◆ **Bereitgestelltes Material**:
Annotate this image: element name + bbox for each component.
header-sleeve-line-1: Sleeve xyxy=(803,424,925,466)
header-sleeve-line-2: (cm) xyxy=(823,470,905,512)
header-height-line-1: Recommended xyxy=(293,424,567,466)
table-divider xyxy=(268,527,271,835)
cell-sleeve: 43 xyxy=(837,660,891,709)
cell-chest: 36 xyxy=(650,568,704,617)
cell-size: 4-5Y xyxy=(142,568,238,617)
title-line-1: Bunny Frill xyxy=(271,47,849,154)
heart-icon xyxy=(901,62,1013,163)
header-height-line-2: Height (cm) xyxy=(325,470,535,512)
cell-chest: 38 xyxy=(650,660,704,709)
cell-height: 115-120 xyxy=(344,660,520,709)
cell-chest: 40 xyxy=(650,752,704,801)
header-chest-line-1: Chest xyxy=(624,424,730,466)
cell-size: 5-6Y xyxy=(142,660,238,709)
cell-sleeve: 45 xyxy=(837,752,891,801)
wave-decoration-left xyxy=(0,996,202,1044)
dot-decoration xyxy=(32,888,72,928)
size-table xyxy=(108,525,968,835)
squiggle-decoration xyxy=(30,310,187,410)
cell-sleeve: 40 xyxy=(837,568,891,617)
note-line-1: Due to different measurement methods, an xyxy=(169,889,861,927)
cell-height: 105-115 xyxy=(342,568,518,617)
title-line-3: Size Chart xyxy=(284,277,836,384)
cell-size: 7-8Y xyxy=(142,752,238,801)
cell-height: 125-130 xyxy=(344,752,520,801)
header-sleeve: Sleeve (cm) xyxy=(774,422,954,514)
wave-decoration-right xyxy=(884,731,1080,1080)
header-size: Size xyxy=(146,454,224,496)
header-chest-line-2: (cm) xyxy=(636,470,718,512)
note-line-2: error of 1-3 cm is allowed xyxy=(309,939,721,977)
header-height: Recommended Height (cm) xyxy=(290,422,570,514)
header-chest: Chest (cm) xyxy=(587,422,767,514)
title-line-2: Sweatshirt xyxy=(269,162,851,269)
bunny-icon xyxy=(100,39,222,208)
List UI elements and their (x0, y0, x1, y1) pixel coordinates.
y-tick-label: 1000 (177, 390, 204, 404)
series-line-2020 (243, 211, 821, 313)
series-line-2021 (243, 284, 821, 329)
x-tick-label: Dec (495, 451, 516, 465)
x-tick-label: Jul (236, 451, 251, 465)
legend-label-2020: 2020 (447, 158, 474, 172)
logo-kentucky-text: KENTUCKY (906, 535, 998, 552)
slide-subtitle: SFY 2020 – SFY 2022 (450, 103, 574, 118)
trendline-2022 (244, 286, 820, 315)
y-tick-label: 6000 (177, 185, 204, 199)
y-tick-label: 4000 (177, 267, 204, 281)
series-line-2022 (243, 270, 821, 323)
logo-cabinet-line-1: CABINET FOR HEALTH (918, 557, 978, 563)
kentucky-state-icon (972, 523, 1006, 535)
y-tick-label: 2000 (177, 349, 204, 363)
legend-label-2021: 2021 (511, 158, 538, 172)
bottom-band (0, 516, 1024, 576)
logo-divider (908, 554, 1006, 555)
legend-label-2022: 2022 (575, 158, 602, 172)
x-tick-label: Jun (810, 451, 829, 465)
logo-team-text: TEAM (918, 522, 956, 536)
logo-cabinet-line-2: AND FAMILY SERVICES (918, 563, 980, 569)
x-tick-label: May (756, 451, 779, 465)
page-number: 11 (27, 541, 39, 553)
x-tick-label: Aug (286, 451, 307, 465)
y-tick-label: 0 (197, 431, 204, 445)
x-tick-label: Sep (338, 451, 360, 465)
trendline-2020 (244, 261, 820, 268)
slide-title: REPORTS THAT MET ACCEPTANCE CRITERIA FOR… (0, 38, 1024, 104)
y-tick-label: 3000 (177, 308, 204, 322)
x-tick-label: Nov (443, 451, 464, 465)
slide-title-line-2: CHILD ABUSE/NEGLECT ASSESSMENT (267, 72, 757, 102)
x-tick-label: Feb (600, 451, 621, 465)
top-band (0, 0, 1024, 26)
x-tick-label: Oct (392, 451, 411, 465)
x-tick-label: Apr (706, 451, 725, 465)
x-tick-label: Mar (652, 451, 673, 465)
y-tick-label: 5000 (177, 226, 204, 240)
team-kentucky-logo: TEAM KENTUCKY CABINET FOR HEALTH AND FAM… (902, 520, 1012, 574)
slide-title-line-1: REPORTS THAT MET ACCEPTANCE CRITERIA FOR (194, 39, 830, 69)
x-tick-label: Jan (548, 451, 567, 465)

◆ **Arbeitsauftrag**: Gib alle Datensätze oben noch einmal wieder und ersetze darin „y-tick-label“ durch „y-axis-label“. Alles andere bleibt unverändert.

◆ **Ergebnis**:
Annotate this image: element name + bbox for each component.
header-sleeve-line-1: Sleeve xyxy=(803,424,925,466)
header-sleeve-line-2: (cm) xyxy=(823,470,905,512)
header-height-line-1: Recommended xyxy=(293,424,567,466)
table-divider xyxy=(268,527,271,835)
cell-sleeve: 43 xyxy=(837,660,891,709)
cell-chest: 36 xyxy=(650,568,704,617)
cell-size: 4-5Y xyxy=(142,568,238,617)
title-line-1: Bunny Frill xyxy=(271,47,849,154)
heart-icon xyxy=(901,62,1013,163)
header-height-line-2: Height (cm) xyxy=(325,470,535,512)
cell-chest: 38 xyxy=(650,660,704,709)
cell-height: 115-120 xyxy=(344,660,520,709)
cell-chest: 40 xyxy=(650,752,704,801)
header-chest-line-1: Chest xyxy=(624,424,730,466)
cell-size: 5-6Y xyxy=(142,660,238,709)
cell-sleeve: 45 xyxy=(837,752,891,801)
wave-decoration-left xyxy=(0,996,202,1044)
dot-decoration xyxy=(32,888,72,928)
size-table xyxy=(108,525,968,835)
squiggle-decoration xyxy=(30,310,187,410)
cell-sleeve: 40 xyxy=(837,568,891,617)
note-line-1: Due to different measurement methods, an xyxy=(169,889,861,927)
cell-height: 105-115 xyxy=(342,568,518,617)
title-line-3: Size Chart xyxy=(284,277,836,384)
cell-size: 7-8Y xyxy=(142,752,238,801)
cell-height: 125-130 xyxy=(344,752,520,801)
header-sleeve: Sleeve (cm) xyxy=(774,422,954,514)
wave-decoration-right xyxy=(884,731,1080,1080)
header-size: Size xyxy=(146,454,224,496)
header-chest-line-2: (cm) xyxy=(636,470,718,512)
note-line-2: error of 1-3 cm is allowed xyxy=(309,939,721,977)
header-height: Recommended Height (cm) xyxy=(290,422,570,514)
header-chest: Chest (cm) xyxy=(587,422,767,514)
title-line-2: Sweatshirt xyxy=(269,162,851,269)
bunny-icon xyxy=(100,39,222,208)
List UI elements and their (x0, y0, x1, y1) pixel coordinates.
y-axis-label: 1000 (177, 390, 204, 404)
series-line-2020 (243, 211, 821, 313)
series-line-2021 (243, 284, 821, 329)
x-tick-label: Dec (495, 451, 516, 465)
x-tick-label: Jul (236, 451, 251, 465)
legend-label-2020: 2020 (447, 158, 474, 172)
logo-kentucky-text: KENTUCKY (906, 535, 998, 552)
slide-subtitle: SFY 2020 – SFY 2022 (450, 103, 574, 118)
trendline-2022 (244, 286, 820, 315)
y-axis-label: 6000 (177, 185, 204, 199)
y-axis-label: 4000 (177, 267, 204, 281)
series-line-2022 (243, 270, 821, 323)
logo-cabinet-line-1: CABINET FOR HEALTH (918, 557, 978, 563)
kentucky-state-icon (972, 523, 1006, 535)
y-axis-label: 2000 (177, 349, 204, 363)
legend-label-2021: 2021 (511, 158, 538, 172)
bottom-band (0, 516, 1024, 576)
logo-divider (908, 554, 1006, 555)
legend-label-2022: 2022 (575, 158, 602, 172)
x-tick-label: Jun (810, 451, 829, 465)
logo-team-text: TEAM (918, 522, 956, 536)
logo-cabinet-line-2: AND FAMILY SERVICES (918, 563, 980, 569)
x-tick-label: May (756, 451, 779, 465)
page-number: 11 (27, 541, 39, 553)
x-tick-label: Aug (286, 451, 307, 465)
y-axis-label: 0 (197, 431, 204, 445)
x-tick-label: Sep (338, 451, 360, 465)
trendline-2020 (244, 261, 820, 268)
slide-title: REPORTS THAT MET ACCEPTANCE CRITERIA FOR… (0, 38, 1024, 104)
y-axis-label: 3000 (177, 308, 204, 322)
x-tick-label: Nov (443, 451, 464, 465)
slide-title-line-2: CHILD ABUSE/NEGLECT ASSESSMENT (267, 72, 757, 102)
x-tick-label: Feb (600, 451, 621, 465)
top-band (0, 0, 1024, 26)
x-tick-label: Oct (392, 451, 411, 465)
x-tick-label: Apr (706, 451, 725, 465)
x-tick-label: Mar (652, 451, 673, 465)
y-axis-label: 5000 (177, 226, 204, 240)
team-kentucky-logo: TEAM KENTUCKY CABINET FOR HEALTH AND FAM… (902, 520, 1012, 574)
slide-title-line-1: REPORTS THAT MET ACCEPTANCE CRITERIA FOR (194, 39, 830, 69)
x-tick-label: Jan (548, 451, 567, 465)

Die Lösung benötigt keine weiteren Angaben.